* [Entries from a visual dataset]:
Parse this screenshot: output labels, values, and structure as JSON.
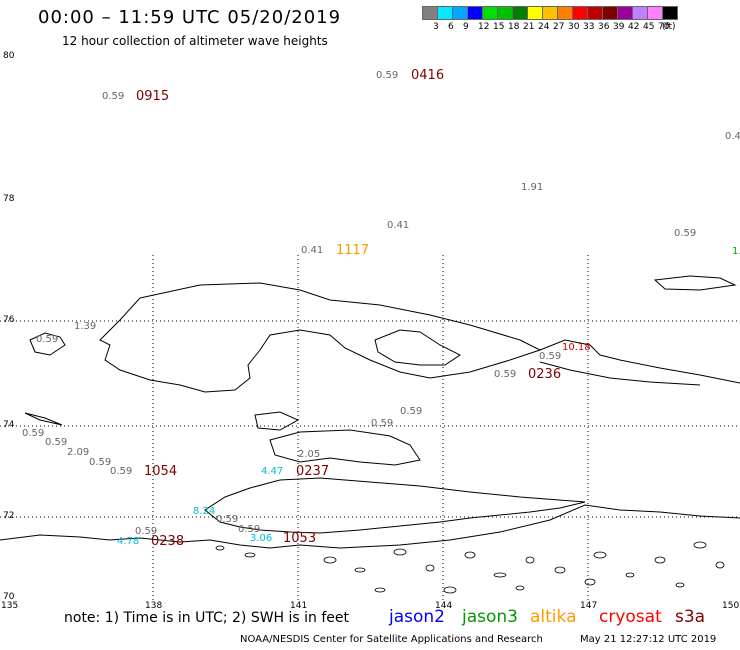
{
  "header": {
    "title": "00:00 – 11:59 UTC 05/20/2019",
    "subtitle": "12 hour collection of altimeter wave heights"
  },
  "legend": {
    "colors": [
      "#808080",
      "#00eaff",
      "#00a8ff",
      "#0000ff",
      "#00e000",
      "#00c000",
      "#008000",
      "#ffff00",
      "#ffc000",
      "#ff8000",
      "#ff0000",
      "#c00000",
      "#800000",
      "#9b009b",
      "#c080ff",
      "#ff80ff",
      "#000000"
    ],
    "labels": [
      "3",
      "6",
      "9",
      "12",
      "15",
      "18",
      "21",
      "24",
      "27",
      "30",
      "33",
      "36",
      "39",
      "42",
      "45",
      "70",
      "(ft)"
    ]
  },
  "axes": {
    "lat_labels": [
      "80",
      "78",
      "76",
      "74",
      "72",
      "70"
    ],
    "lon_labels": [
      "135",
      "138",
      "141",
      "144",
      "147",
      "150"
    ]
  },
  "observations": [
    {
      "text": "0.59",
      "color": "#666666"
    },
    {
      "text": "0416",
      "color": "#800000"
    },
    {
      "text": "0.59",
      "color": "#666666"
    },
    {
      "text": "0915",
      "color": "#800000"
    },
    {
      "text": "0.4",
      "color": "#666666"
    },
    {
      "text": "1.91",
      "color": "#666666"
    },
    {
      "text": "0.41",
      "color": "#666666"
    },
    {
      "text": "0.59",
      "color": "#666666"
    },
    {
      "text": "0.41",
      "color": "#666666"
    },
    {
      "text": "1117",
      "color": "#ff9900"
    },
    {
      "text": "1.",
      "color": "#00aa00"
    },
    {
      "text": "1.39",
      "color": "#666666"
    },
    {
      "text": "0.59",
      "color": "#666666"
    },
    {
      "text": "10.18",
      "color": "#cc0000"
    },
    {
      "text": "0.59",
      "color": "#666666"
    },
    {
      "text": "0.59",
      "color": "#666666"
    },
    {
      "text": "0236",
      "color": "#800000"
    },
    {
      "text": "0.59",
      "color": "#666666"
    },
    {
      "text": "0.59",
      "color": "#666666"
    },
    {
      "text": "0.59",
      "color": "#666666"
    },
    {
      "text": "0.59",
      "color": "#666666"
    },
    {
      "text": "2.09",
      "color": "#666666"
    },
    {
      "text": "0.59",
      "color": "#666666"
    },
    {
      "text": "0.59",
      "color": "#666666"
    },
    {
      "text": "1054",
      "color": "#800000"
    },
    {
      "text": "2.05",
      "color": "#666666"
    },
    {
      "text": "4.47",
      "color": "#00bbdd"
    },
    {
      "text": "0237",
      "color": "#800000"
    },
    {
      "text": "8.24",
      "color": "#00bbdd"
    },
    {
      "text": "0.59",
      "color": "#666666"
    },
    {
      "text": "0.59",
      "color": "#666666"
    },
    {
      "text": "0.59",
      "color": "#666666"
    },
    {
      "text": "3.06",
      "color": "#00bbdd"
    },
    {
      "text": "1053",
      "color": "#800000"
    },
    {
      "text": "0238",
      "color": "#800000"
    },
    {
      "text": "4.78",
      "color": "#00bbdd"
    }
  ],
  "footer": {
    "note": "note:  1) Time is in UTC;  2) SWH is in feet",
    "satellites": [
      {
        "name": "jason2",
        "color": "#0000ff"
      },
      {
        "name": "jason3",
        "color": "#009900"
      },
      {
        "name": "altika",
        "color": "#ff9900"
      },
      {
        "name": "cryosat",
        "color": "#ff0000"
      },
      {
        "name": "s3a",
        "color": "#800000"
      }
    ],
    "credit": "NOAA/NESDIS Center for Satellite Applications and Research",
    "timestamp": "May 21 12:27:12 UTC 2019"
  }
}
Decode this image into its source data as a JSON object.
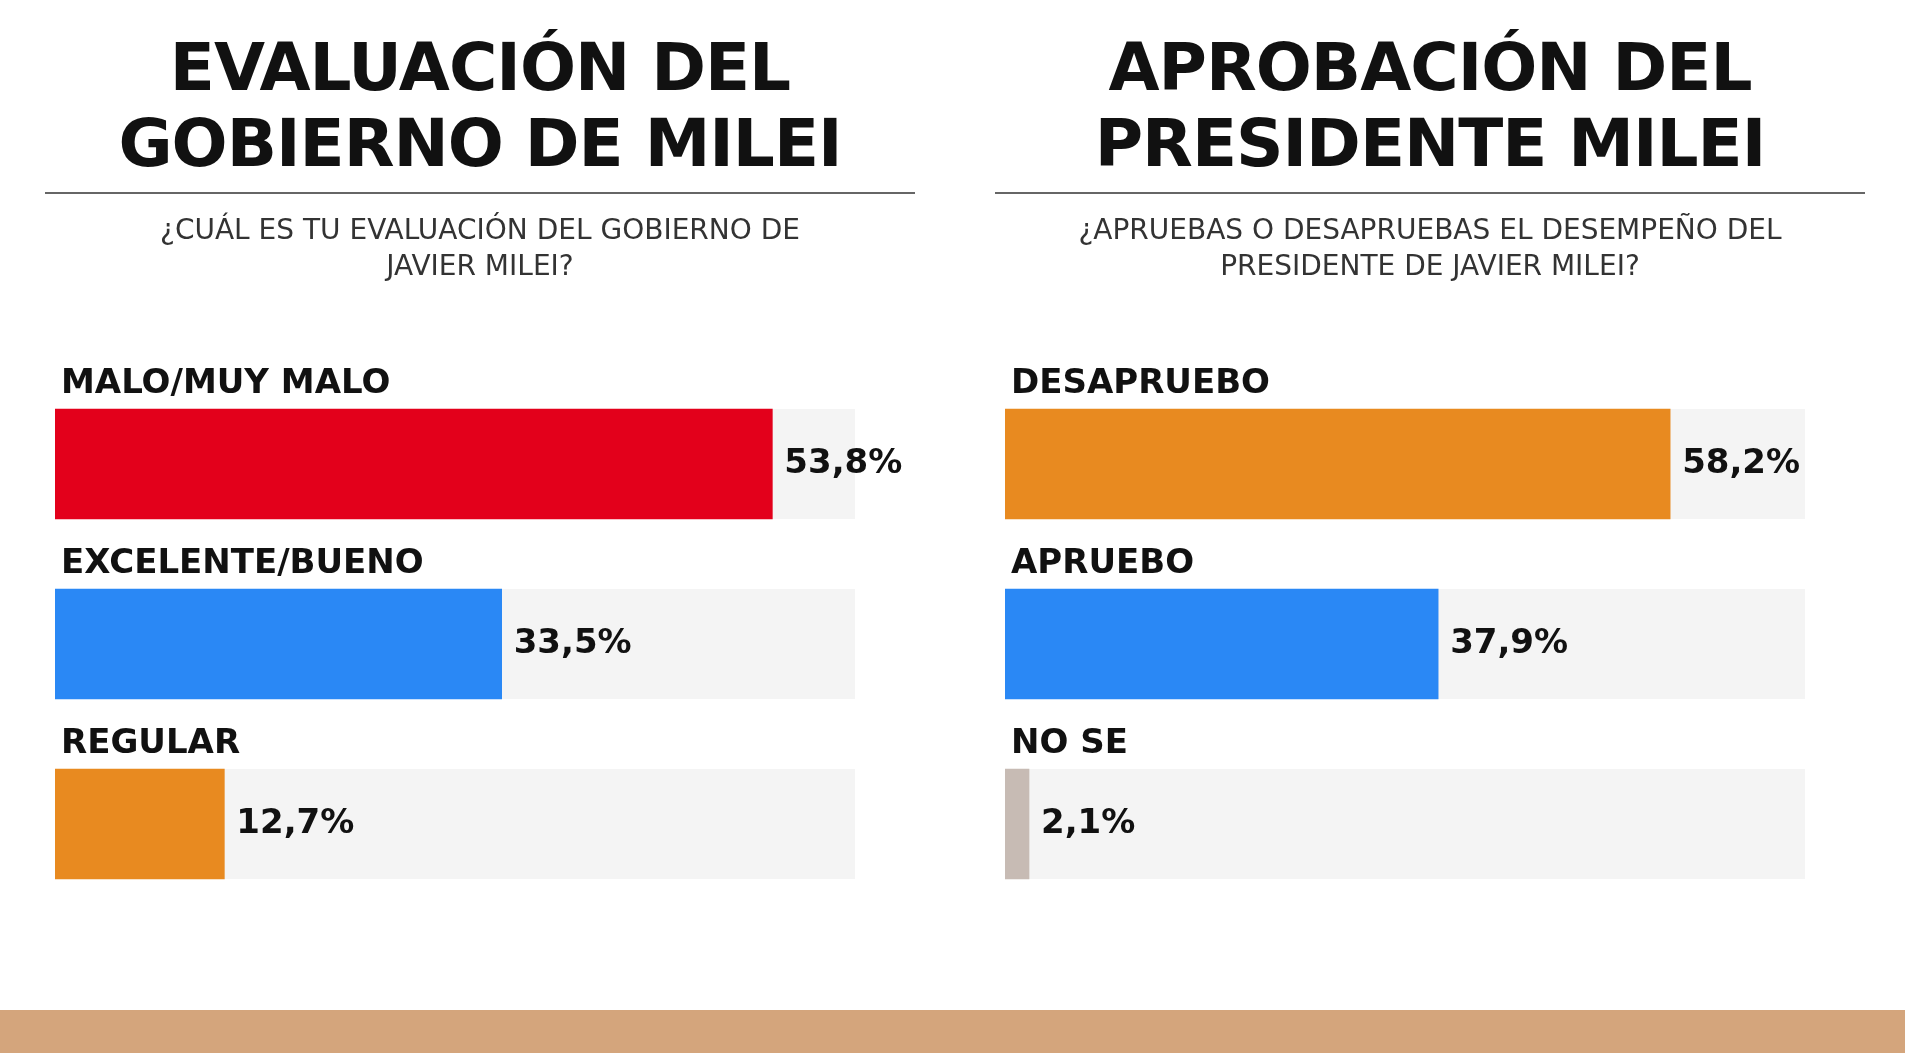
{
  "chart_data": [
    {
      "type": "bar",
      "orientation": "horizontal",
      "title": "EVALUACIÓN DEL GOBIERNO DE MILEI",
      "subtitle": "¿CUÁL ES TU EVALUACIÓN DEL GOBIERNO DE JAVIER MILEI?",
      "categories": [
        "MALO/MUY MALO",
        "EXCELENTE/BUENO",
        "REGULAR"
      ],
      "values": [
        53.8,
        33.5,
        12.7
      ],
      "colors": [
        "#e3001b",
        "#2a88f5",
        "#e88a20"
      ],
      "value_labels": [
        "53,8%",
        "33,5%",
        "12,7%"
      ],
      "xlim": [
        0,
        60
      ]
    },
    {
      "type": "bar",
      "orientation": "horizontal",
      "title": "APROBACIÓN DEL PRESIDENTE MILEI",
      "subtitle": "¿APRUEBAS O DESAPRUEBAS EL DESEMPEÑO DEL PRESIDENTE DE JAVIER MILEI?",
      "categories": [
        "DESAPRUEBO",
        "APRUEBO",
        "NO SE"
      ],
      "values": [
        58.2,
        37.9,
        2.1
      ],
      "colors": [
        "#e88a20",
        "#2a88f5",
        "#c7bbb4"
      ],
      "value_labels": [
        "58,2%",
        "37,9%",
        "2,1%"
      ],
      "xlim": [
        0,
        70
      ]
    }
  ]
}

* [WORK TO BE COMPLETED]: Your task is to set down the records shown above exactly, minus any pictures.

* [ANSWER TO THE PROBLEM]:
Parse this screenshot: output labels, values, and structure as JSON.
{
  "header": {
    "title": "00:00 – 11:59 UTC 05/20/2019",
    "subtitle": "12 hour collection of altimeter wave heights"
  },
  "legend": {
    "colors": [
      "#808080",
      "#00eaff",
      "#00a8ff",
      "#0000ff",
      "#00e000",
      "#00c000",
      "#008000",
      "#ffff00",
      "#ffc000",
      "#ff8000",
      "#ff0000",
      "#c00000",
      "#800000",
      "#9b009b",
      "#c080ff",
      "#ff80ff",
      "#000000"
    ],
    "labels": [
      "3",
      "6",
      "9",
      "12",
      "15",
      "18",
      "21",
      "24",
      "27",
      "30",
      "33",
      "36",
      "39",
      "42",
      "45",
      "70",
      "(ft)"
    ]
  },
  "axes": {
    "lat_labels": [
      "80",
      "78",
      "76",
      "74",
      "72",
      "70"
    ],
    "lon_labels": [
      "135",
      "138",
      "141",
      "144",
      "147",
      "150"
    ]
  },
  "observations": [
    {
      "text": "0.59",
      "color": "#666666"
    },
    {
      "text": "0416",
      "color": "#800000"
    },
    {
      "text": "0.59",
      "color": "#666666"
    },
    {
      "text": "0915",
      "color": "#800000"
    },
    {
      "text": "0.4",
      "color": "#666666"
    },
    {
      "text": "1.91",
      "color": "#666666"
    },
    {
      "text": "0.41",
      "color": "#666666"
    },
    {
      "text": "0.59",
      "color": "#666666"
    },
    {
      "text": "0.41",
      "color": "#666666"
    },
    {
      "text": "1117",
      "color": "#ff9900"
    },
    {
      "text": "1.",
      "color": "#00aa00"
    },
    {
      "text": "1.39",
      "color": "#666666"
    },
    {
      "text": "0.59",
      "color": "#666666"
    },
    {
      "text": "10.18",
      "color": "#cc0000"
    },
    {
      "text": "0.59",
      "color": "#666666"
    },
    {
      "text": "0.59",
      "color": "#666666"
    },
    {
      "text": "0236",
      "color": "#800000"
    },
    {
      "text": "0.59",
      "color": "#666666"
    },
    {
      "text": "0.59",
      "color": "#666666"
    },
    {
      "text": "0.59",
      "color": "#666666"
    },
    {
      "text": "0.59",
      "color": "#666666"
    },
    {
      "text": "2.09",
      "color": "#666666"
    },
    {
      "text": "0.59",
      "color": "#666666"
    },
    {
      "text": "0.59",
      "color": "#666666"
    },
    {
      "text": "1054",
      "color": "#800000"
    },
    {
      "text": "2.05",
      "color": "#666666"
    },
    {
      "text": "4.47",
      "color": "#00bbdd"
    },
    {
      "text": "0237",
      "color": "#800000"
    },
    {
      "text": "8.24",
      "color": "#00bbdd"
    },
    {
      "text": "0.59",
      "color": "#666666"
    },
    {
      "text": "0.59",
      "color": "#666666"
    },
    {
      "text": "0.59",
      "color": "#666666"
    },
    {
      "text": "3.06",
      "color": "#00bbdd"
    },
    {
      "text": "1053",
      "color": "#800000"
    },
    {
      "text": "0238",
      "color": "#800000"
    },
    {
      "text": "4.78",
      "color": "#00bbdd"
    }
  ],
  "footer": {
    "note": "note:  1) Time is in UTC;  2) SWH is in feet",
    "satellites": [
      {
        "name": "jason2",
        "color": "#0000ff"
      },
      {
        "name": "jason3",
        "color": "#009900"
      },
      {
        "name": "altika",
        "color": "#ff9900"
      },
      {
        "name": "cryosat",
        "color": "#ff0000"
      },
      {
        "name": "s3a",
        "color": "#800000"
      }
    ],
    "credit": "NOAA/NESDIS Center for Satellite Applications and Research",
    "timestamp": "May 21 12:27:12 UTC 2019"
  }
}
Decode this image into its source data as a JSON object.
{
  "chart_data": [
    {
      "type": "bar",
      "orientation": "horizontal",
      "title": "EVALUACIÓN DEL GOBIERNO DE MILEI",
      "subtitle": "¿CUÁL ES TU EVALUACIÓN DEL GOBIERNO DE JAVIER MILEI?",
      "categories": [
        "MALO/MUY MALO",
        "EXCELENTE/BUENO",
        "REGULAR"
      ],
      "values": [
        53.8,
        33.5,
        12.7
      ],
      "colors": [
        "#e3001b",
        "#2a88f5",
        "#e88a20"
      ],
      "value_labels": [
        "53,8%",
        "33,5%",
        "12,7%"
      ],
      "xlim": [
        0,
        60
      ]
    },
    {
      "type": "bar",
      "orientation": "horizontal",
      "title": "APROBACIÓN DEL PRESIDENTE MILEI",
      "subtitle": "¿APRUEBAS O DESAPRUEBAS EL DESEMPEÑO DEL PRESIDENTE DE JAVIER MILEI?",
      "categories": [
        "DESAPRUEBO",
        "APRUEBO",
        "NO SE"
      ],
      "values": [
        58.2,
        37.9,
        2.1
      ],
      "colors": [
        "#e88a20",
        "#2a88f5",
        "#c7bbb4"
      ],
      "value_labels": [
        "58,2%",
        "37,9%",
        "2,1%"
      ],
      "xlim": [
        0,
        70
      ]
    }
  ]
}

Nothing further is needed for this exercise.